Repeat the whole listing exactly.

-- Begin PROVIDED MATERIAL --

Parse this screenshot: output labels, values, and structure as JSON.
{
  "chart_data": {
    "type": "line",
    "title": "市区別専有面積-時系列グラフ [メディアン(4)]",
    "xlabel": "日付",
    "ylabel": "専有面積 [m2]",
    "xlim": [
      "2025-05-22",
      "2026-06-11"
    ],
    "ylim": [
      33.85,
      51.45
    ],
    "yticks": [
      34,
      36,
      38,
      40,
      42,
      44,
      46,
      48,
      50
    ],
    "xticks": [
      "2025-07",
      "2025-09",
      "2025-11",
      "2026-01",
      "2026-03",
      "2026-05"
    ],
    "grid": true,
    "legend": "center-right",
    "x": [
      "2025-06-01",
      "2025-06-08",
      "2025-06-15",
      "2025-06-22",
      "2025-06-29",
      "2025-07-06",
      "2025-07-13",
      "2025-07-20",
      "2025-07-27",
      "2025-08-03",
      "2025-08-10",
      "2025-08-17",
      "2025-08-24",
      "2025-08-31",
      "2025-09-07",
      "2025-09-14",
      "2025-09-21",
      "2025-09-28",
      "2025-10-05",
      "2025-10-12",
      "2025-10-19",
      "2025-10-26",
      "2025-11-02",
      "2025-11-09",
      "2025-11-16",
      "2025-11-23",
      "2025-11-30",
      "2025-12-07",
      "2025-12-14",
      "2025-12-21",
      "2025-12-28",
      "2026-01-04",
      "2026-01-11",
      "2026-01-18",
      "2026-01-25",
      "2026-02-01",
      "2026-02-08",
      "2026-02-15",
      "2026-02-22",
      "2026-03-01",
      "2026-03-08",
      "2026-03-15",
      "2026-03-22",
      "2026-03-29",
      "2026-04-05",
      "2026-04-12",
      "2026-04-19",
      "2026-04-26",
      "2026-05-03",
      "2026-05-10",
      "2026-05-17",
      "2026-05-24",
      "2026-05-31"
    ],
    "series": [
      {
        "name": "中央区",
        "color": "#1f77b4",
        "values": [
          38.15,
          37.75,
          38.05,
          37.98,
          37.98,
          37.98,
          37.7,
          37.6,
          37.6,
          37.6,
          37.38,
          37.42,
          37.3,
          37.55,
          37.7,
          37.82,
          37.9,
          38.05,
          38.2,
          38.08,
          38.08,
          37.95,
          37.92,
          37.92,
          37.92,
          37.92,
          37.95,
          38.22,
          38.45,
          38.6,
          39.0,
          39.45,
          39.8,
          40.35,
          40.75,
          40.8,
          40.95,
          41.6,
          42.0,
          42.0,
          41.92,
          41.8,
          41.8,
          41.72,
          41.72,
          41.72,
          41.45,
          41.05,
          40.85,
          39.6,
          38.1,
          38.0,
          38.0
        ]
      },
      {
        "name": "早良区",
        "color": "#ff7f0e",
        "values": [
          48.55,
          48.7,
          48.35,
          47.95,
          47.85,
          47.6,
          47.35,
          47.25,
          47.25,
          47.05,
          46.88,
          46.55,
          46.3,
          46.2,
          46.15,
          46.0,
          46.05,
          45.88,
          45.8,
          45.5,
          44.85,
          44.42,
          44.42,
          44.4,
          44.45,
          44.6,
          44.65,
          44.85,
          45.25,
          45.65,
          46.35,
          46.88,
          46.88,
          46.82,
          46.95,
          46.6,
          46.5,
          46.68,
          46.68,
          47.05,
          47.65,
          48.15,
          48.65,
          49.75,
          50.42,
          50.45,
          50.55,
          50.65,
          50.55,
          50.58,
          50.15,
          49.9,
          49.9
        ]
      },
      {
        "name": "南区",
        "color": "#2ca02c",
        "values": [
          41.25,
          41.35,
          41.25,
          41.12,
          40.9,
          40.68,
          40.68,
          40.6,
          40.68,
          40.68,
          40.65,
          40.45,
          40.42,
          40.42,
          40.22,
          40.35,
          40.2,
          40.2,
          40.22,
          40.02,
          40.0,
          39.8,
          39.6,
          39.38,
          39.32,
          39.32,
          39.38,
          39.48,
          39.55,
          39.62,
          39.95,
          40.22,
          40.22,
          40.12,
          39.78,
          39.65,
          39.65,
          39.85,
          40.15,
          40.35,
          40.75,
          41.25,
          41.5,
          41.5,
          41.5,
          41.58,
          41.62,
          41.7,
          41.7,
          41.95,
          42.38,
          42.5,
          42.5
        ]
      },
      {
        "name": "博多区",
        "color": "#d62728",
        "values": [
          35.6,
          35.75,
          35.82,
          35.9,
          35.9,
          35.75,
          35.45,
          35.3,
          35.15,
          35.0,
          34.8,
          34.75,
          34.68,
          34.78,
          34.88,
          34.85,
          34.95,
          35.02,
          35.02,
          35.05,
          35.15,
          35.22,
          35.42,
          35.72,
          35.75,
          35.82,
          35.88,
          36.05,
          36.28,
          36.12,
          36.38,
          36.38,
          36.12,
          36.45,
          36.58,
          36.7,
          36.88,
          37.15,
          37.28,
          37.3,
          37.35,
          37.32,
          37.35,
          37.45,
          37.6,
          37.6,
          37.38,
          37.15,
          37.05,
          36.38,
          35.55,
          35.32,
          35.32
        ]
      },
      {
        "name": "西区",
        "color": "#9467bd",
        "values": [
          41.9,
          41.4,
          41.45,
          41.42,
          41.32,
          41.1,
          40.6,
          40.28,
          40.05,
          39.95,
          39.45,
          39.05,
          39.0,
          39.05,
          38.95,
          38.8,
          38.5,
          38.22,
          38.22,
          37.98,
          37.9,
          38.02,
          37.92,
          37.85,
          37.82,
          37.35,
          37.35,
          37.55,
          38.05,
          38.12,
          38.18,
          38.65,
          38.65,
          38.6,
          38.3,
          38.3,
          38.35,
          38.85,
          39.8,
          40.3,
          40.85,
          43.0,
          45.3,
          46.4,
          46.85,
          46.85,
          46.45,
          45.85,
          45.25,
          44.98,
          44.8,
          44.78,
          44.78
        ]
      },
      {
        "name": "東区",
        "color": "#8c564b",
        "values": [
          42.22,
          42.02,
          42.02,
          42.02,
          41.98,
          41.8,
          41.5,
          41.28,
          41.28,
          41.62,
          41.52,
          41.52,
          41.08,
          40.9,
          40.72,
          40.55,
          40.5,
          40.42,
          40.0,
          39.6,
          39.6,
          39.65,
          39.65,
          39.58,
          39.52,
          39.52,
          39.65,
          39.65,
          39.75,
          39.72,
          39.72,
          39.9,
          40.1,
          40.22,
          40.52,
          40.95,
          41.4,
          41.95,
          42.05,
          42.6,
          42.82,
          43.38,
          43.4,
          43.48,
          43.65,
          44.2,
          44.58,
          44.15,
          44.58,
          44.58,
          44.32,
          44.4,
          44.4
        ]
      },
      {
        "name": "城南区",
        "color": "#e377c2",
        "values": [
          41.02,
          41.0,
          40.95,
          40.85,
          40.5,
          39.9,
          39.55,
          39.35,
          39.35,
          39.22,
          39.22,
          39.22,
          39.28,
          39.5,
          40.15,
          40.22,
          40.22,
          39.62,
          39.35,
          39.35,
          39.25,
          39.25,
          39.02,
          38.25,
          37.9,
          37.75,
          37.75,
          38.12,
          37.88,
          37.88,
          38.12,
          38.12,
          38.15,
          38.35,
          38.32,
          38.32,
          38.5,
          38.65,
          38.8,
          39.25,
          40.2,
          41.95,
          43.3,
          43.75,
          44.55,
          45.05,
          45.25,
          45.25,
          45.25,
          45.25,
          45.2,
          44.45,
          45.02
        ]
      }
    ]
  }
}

-- End PROVIDED MATERIAL --

● EXERCISE ANSWER
Parse this screenshot: output labels, values, and structure as JSON.
{
  "chart_data": {
    "type": "line",
    "title": "市区別専有面積-時系列グラフ [メディアン(4)]",
    "xlabel": "日付",
    "ylabel": "専有面積 [m2]",
    "xlim": [
      "2025-05-22",
      "2026-06-11"
    ],
    "ylim": [
      33.85,
      51.45
    ],
    "yticks": [
      34,
      36,
      38,
      40,
      42,
      44,
      46,
      48,
      50
    ],
    "xticks": [
      "2025-07",
      "2025-09",
      "2025-11",
      "2026-01",
      "2026-03",
      "2026-05"
    ],
    "grid": true,
    "legend": "center-right",
    "x": [
      "2025-06-01",
      "2025-06-08",
      "2025-06-15",
      "2025-06-22",
      "2025-06-29",
      "2025-07-06",
      "2025-07-13",
      "2025-07-20",
      "2025-07-27",
      "2025-08-03",
      "2025-08-10",
      "2025-08-17",
      "2025-08-24",
      "2025-08-31",
      "2025-09-07",
      "2025-09-14",
      "2025-09-21",
      "2025-09-28",
      "2025-10-05",
      "2025-10-12",
      "2025-10-19",
      "2025-10-26",
      "2025-11-02",
      "2025-11-09",
      "2025-11-16",
      "2025-11-23",
      "2025-11-30",
      "2025-12-07",
      "2025-12-14",
      "2025-12-21",
      "2025-12-28",
      "2026-01-04",
      "2026-01-11",
      "2026-01-18",
      "2026-01-25",
      "2026-02-01",
      "2026-02-08",
      "2026-02-15",
      "2026-02-22",
      "2026-03-01",
      "2026-03-08",
      "2026-03-15",
      "2026-03-22",
      "2026-03-29",
      "2026-04-05",
      "2026-04-12",
      "2026-04-19",
      "2026-04-26",
      "2026-05-03",
      "2026-05-10",
      "2026-05-17",
      "2026-05-24",
      "2026-05-31"
    ],
    "series": [
      {
        "name": "中央区",
        "color": "#1f77b4",
        "values": [
          38.15,
          37.75,
          38.05,
          37.98,
          37.98,
          37.98,
          37.7,
          37.6,
          37.6,
          37.6,
          37.38,
          37.42,
          37.3,
          37.55,
          37.7,
          37.82,
          37.9,
          38.05,
          38.2,
          38.08,
          38.08,
          37.95,
          37.92,
          37.92,
          37.92,
          37.92,
          37.95,
          38.22,
          38.45,
          38.6,
          39.0,
          39.45,
          39.8,
          40.35,
          40.75,
          40.8,
          40.95,
          41.6,
          42.0,
          42.0,
          41.92,
          41.8,
          41.8,
          41.72,
          41.72,
          41.72,
          41.45,
          41.05,
          40.85,
          39.6,
          38.1,
          38.0,
          38.0
        ]
      },
      {
        "name": "早良区",
        "color": "#ff7f0e",
        "values": [
          48.55,
          48.7,
          48.35,
          47.95,
          47.85,
          47.6,
          47.35,
          47.25,
          47.25,
          47.05,
          46.88,
          46.55,
          46.3,
          46.2,
          46.15,
          46.0,
          46.05,
          45.88,
          45.8,
          45.5,
          44.85,
          44.42,
          44.42,
          44.4,
          44.45,
          44.6,
          44.65,
          44.85,
          45.25,
          45.65,
          46.35,
          46.88,
          46.88,
          46.82,
          46.95,
          46.6,
          46.5,
          46.68,
          46.68,
          47.05,
          47.65,
          48.15,
          48.65,
          49.75,
          50.42,
          50.45,
          50.55,
          50.65,
          50.55,
          50.58,
          50.15,
          49.9,
          49.9
        ]
      },
      {
        "name": "南区",
        "color": "#2ca02c",
        "values": [
          41.25,
          41.35,
          41.25,
          41.12,
          40.9,
          40.68,
          40.68,
          40.6,
          40.68,
          40.68,
          40.65,
          40.45,
          40.42,
          40.42,
          40.22,
          40.35,
          40.2,
          40.2,
          40.22,
          40.02,
          40.0,
          39.8,
          39.6,
          39.38,
          39.32,
          39.32,
          39.38,
          39.48,
          39.55,
          39.62,
          39.95,
          40.22,
          40.22,
          40.12,
          39.78,
          39.65,
          39.65,
          39.85,
          40.15,
          40.35,
          40.75,
          41.25,
          41.5,
          41.5,
          41.5,
          41.58,
          41.62,
          41.7,
          41.7,
          41.95,
          42.38,
          42.5,
          42.5
        ]
      },
      {
        "name": "博多区",
        "color": "#d62728",
        "values": [
          35.6,
          35.75,
          35.82,
          35.9,
          35.9,
          35.75,
          35.45,
          35.3,
          35.15,
          35.0,
          34.8,
          34.75,
          34.68,
          34.78,
          34.88,
          34.85,
          34.95,
          35.02,
          35.02,
          35.05,
          35.15,
          35.22,
          35.42,
          35.72,
          35.75,
          35.82,
          35.88,
          36.05,
          36.28,
          36.12,
          36.38,
          36.38,
          36.12,
          36.45,
          36.58,
          36.7,
          36.88,
          37.15,
          37.28,
          37.3,
          37.35,
          37.32,
          37.35,
          37.45,
          37.6,
          37.6,
          37.38,
          37.15,
          37.05,
          36.38,
          35.55,
          35.32,
          35.32
        ]
      },
      {
        "name": "西区",
        "color": "#9467bd",
        "values": [
          41.9,
          41.4,
          41.45,
          41.42,
          41.32,
          41.1,
          40.6,
          40.28,
          40.05,
          39.95,
          39.45,
          39.05,
          39.0,
          39.05,
          38.95,
          38.8,
          38.5,
          38.22,
          38.22,
          37.98,
          37.9,
          38.02,
          37.92,
          37.85,
          37.82,
          37.35,
          37.35,
          37.55,
          38.05,
          38.12,
          38.18,
          38.65,
          38.65,
          38.6,
          38.3,
          38.3,
          38.35,
          38.85,
          39.8,
          40.3,
          40.85,
          43.0,
          45.3,
          46.4,
          46.85,
          46.85,
          46.45,
          45.85,
          45.25,
          44.98,
          44.8,
          44.78,
          44.78
        ]
      },
      {
        "name": "東区",
        "color": "#8c564b",
        "values": [
          42.22,
          42.02,
          42.02,
          42.02,
          41.98,
          41.8,
          41.5,
          41.28,
          41.28,
          41.62,
          41.52,
          41.52,
          41.08,
          40.9,
          40.72,
          40.55,
          40.5,
          40.42,
          40.0,
          39.6,
          39.6,
          39.65,
          39.65,
          39.58,
          39.52,
          39.52,
          39.65,
          39.65,
          39.75,
          39.72,
          39.72,
          39.9,
          40.1,
          40.22,
          40.52,
          40.95,
          41.4,
          41.95,
          42.05,
          42.6,
          42.82,
          43.38,
          43.4,
          43.48,
          43.65,
          44.2,
          44.58,
          44.15,
          44.58,
          44.58,
          44.32,
          44.4,
          44.4
        ]
      },
      {
        "name": "城南区",
        "color": "#e377c2",
        "values": [
          41.02,
          41.0,
          40.95,
          40.85,
          40.5,
          39.9,
          39.55,
          39.35,
          39.35,
          39.22,
          39.22,
          39.22,
          39.28,
          39.5,
          40.15,
          40.22,
          40.22,
          39.62,
          39.35,
          39.35,
          39.25,
          39.25,
          39.02,
          38.25,
          37.9,
          37.75,
          37.75,
          38.12,
          37.88,
          37.88,
          38.12,
          38.12,
          38.15,
          38.35,
          38.32,
          38.32,
          38.5,
          38.65,
          38.8,
          39.25,
          40.2,
          41.95,
          43.3,
          43.75,
          44.55,
          45.05,
          45.25,
          45.25,
          45.25,
          45.25,
          45.2,
          44.45,
          45.02
        ]
      }
    ]
  }
}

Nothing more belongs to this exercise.